━━ Data for the task ━━
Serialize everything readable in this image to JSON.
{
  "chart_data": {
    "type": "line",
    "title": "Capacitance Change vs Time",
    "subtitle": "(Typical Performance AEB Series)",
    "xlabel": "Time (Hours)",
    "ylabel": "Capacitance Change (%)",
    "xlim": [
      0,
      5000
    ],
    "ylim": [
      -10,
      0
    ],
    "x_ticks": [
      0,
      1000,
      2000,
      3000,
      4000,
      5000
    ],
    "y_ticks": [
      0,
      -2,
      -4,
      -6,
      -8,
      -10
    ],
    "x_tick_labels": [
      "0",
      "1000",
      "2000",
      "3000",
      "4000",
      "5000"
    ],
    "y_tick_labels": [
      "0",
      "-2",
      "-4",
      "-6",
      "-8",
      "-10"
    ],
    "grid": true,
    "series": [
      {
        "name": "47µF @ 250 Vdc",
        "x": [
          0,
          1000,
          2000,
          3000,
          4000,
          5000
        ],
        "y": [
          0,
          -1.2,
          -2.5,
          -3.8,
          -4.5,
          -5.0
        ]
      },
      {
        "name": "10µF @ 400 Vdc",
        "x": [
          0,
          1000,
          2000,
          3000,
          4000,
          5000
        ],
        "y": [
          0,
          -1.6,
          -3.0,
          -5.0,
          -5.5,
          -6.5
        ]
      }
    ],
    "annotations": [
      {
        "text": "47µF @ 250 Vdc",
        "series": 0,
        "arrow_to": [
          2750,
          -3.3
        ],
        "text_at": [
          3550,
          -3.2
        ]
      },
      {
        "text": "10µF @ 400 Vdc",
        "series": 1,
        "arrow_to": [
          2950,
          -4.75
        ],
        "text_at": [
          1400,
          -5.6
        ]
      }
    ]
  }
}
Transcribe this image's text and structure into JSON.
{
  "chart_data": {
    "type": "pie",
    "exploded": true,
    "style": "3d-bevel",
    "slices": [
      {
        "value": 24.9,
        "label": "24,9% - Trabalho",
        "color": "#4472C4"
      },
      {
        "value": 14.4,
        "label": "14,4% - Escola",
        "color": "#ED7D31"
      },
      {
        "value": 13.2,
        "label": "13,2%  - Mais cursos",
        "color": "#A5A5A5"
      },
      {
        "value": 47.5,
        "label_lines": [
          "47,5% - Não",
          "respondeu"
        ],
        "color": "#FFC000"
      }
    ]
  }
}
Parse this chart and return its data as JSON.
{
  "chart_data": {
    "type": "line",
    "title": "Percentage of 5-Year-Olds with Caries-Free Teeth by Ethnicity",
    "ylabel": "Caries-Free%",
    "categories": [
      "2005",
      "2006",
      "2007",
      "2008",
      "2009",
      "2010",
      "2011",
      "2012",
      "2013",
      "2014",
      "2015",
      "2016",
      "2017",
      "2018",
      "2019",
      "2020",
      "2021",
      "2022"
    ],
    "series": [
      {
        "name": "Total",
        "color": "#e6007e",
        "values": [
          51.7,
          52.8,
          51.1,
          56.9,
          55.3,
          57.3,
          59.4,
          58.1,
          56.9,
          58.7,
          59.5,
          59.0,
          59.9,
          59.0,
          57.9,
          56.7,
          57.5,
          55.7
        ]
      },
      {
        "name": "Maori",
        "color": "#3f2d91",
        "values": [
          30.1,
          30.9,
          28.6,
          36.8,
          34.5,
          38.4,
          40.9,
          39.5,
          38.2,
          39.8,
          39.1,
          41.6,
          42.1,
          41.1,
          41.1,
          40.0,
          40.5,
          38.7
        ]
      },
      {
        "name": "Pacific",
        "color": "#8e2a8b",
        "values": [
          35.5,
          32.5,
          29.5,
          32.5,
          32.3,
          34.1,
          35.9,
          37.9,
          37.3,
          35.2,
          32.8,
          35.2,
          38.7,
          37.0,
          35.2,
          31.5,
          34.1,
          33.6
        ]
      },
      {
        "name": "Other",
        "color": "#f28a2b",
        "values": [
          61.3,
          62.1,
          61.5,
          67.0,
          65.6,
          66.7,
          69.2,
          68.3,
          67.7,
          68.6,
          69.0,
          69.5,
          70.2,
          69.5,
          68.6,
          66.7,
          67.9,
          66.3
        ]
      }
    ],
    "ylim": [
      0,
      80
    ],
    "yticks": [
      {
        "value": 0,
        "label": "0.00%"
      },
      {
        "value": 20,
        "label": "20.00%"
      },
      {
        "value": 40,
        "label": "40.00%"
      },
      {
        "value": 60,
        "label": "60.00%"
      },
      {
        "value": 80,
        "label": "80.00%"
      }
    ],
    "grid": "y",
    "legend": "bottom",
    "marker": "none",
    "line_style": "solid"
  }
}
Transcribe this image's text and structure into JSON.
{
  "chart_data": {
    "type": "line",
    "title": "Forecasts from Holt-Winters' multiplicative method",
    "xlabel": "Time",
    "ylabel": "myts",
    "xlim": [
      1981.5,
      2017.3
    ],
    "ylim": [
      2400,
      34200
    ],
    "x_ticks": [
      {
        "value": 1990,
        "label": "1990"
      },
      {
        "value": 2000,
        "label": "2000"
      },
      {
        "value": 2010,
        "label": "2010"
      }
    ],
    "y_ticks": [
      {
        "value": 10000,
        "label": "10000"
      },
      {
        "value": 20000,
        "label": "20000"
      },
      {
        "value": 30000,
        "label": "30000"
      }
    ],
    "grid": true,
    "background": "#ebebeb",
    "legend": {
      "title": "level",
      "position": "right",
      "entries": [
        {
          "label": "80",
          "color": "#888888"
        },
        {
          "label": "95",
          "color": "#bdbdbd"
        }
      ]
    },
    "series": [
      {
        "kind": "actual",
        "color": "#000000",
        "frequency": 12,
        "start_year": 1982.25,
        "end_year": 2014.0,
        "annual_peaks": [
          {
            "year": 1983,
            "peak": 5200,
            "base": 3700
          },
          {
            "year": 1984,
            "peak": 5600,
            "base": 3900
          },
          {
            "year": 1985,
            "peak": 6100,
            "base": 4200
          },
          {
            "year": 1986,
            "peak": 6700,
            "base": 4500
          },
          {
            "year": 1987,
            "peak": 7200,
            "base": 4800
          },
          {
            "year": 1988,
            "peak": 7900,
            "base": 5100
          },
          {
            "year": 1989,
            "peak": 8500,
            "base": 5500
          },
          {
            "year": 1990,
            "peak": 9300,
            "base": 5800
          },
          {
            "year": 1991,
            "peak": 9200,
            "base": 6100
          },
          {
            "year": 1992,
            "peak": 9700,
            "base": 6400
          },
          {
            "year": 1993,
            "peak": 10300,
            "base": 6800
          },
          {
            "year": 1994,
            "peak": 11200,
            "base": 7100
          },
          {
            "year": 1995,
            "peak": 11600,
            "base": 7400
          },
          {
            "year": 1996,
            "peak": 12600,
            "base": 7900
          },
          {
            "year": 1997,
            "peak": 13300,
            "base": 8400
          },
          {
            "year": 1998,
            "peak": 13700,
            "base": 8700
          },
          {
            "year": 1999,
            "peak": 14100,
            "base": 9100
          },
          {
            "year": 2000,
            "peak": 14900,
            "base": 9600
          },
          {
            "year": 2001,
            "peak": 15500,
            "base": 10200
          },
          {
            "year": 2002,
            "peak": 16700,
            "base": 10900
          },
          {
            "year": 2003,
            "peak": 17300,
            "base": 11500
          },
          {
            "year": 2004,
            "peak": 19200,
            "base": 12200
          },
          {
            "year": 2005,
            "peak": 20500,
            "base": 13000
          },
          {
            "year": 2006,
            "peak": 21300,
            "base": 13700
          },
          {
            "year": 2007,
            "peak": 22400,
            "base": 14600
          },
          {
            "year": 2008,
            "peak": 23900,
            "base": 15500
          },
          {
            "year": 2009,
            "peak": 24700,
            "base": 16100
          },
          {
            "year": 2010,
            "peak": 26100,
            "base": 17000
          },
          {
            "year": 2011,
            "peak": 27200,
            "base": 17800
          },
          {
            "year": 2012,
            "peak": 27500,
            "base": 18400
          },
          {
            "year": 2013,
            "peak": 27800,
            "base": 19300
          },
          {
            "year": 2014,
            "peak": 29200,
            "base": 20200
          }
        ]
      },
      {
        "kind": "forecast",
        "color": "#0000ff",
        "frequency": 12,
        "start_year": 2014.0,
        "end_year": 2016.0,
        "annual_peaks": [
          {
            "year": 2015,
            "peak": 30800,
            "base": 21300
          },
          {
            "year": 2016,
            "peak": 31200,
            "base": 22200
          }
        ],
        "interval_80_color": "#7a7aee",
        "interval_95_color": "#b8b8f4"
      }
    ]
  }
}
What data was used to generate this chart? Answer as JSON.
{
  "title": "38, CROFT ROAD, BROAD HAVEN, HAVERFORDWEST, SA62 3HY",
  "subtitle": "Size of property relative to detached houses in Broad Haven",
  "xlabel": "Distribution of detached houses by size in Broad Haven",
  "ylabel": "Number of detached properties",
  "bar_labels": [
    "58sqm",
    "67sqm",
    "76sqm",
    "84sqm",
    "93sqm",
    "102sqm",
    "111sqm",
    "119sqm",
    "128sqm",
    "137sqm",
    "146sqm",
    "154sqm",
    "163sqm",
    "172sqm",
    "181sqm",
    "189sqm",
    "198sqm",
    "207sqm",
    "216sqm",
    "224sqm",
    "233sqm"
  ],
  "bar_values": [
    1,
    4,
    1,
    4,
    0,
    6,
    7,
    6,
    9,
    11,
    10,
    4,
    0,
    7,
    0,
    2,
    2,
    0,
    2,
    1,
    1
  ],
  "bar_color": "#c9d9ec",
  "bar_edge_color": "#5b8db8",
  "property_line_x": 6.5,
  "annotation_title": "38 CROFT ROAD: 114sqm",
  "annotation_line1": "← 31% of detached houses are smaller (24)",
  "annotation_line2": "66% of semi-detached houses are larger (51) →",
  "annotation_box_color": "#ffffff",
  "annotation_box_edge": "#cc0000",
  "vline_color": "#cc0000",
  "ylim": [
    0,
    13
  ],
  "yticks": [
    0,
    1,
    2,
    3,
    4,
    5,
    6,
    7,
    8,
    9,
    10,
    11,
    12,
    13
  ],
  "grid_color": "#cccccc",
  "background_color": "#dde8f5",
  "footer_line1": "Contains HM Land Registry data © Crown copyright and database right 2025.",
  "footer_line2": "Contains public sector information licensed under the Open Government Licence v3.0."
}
━━━
Prompt: Ascertain the number of lines in the entries that include the word "houses", and report only that number.

The response: 4